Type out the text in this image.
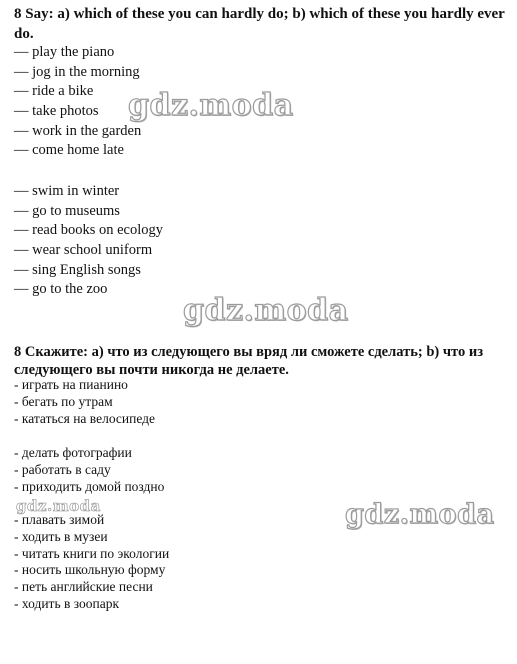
8 Say: a) which of these you can hardly do; b) which of these you hardly ever do.
— play the piano
— jog in the morning
— ride a bike
— take photos
— work in the garden
— come home late
— swim in winter
— go to museums
— read books on ecology
— wear school uniform
— sing English songs
— go to the zoo
8 Скажите: а) что из следующего вы вряд ли сможете сделать; b) что из следующего вы почти никогда не делаете.
- играть на пианино
- бегать по утрам
- кататься на велосипеде
- делать фотографии
- работать в саду
- приходить домой поздно
- плавать зимой
- ходить в музеи
- читать книги по экологии
- носить школьную форму
- петь английские песни
- ходить в зоопарк
gdz.moda
gdz.moda
gdz.moda
gdz.moda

========================================================================

Task objective: Transcribe the full listing character for character. Pictures are excluded.

Right answer:
Type out the text in this image.
8 Say: a) which of these you can hardly do; b) which of these you hardly ever do.
— play the piano
— jog in the morning
— ride a bike
— take photos
— work in the garden
— come home late
— swim in winter
— go to museums
— read books on ecology
— wear school uniform
— sing English songs
— go to the zoo
8 Скажите: а) что из следующего вы вряд ли сможете сделать; b) что из следующего вы почти никогда не делаете.
- играть на пианино
- бегать по утрам
- кататься на велосипеде
- делать фотографии
- работать в саду
- приходить домой поздно
- плавать зимой
- ходить в музеи
- читать книги по экологии
- носить школьную форму
- петь английские песни
- ходить в зоопарк
gdz.moda
gdz.moda
gdz.moda
gdz.moda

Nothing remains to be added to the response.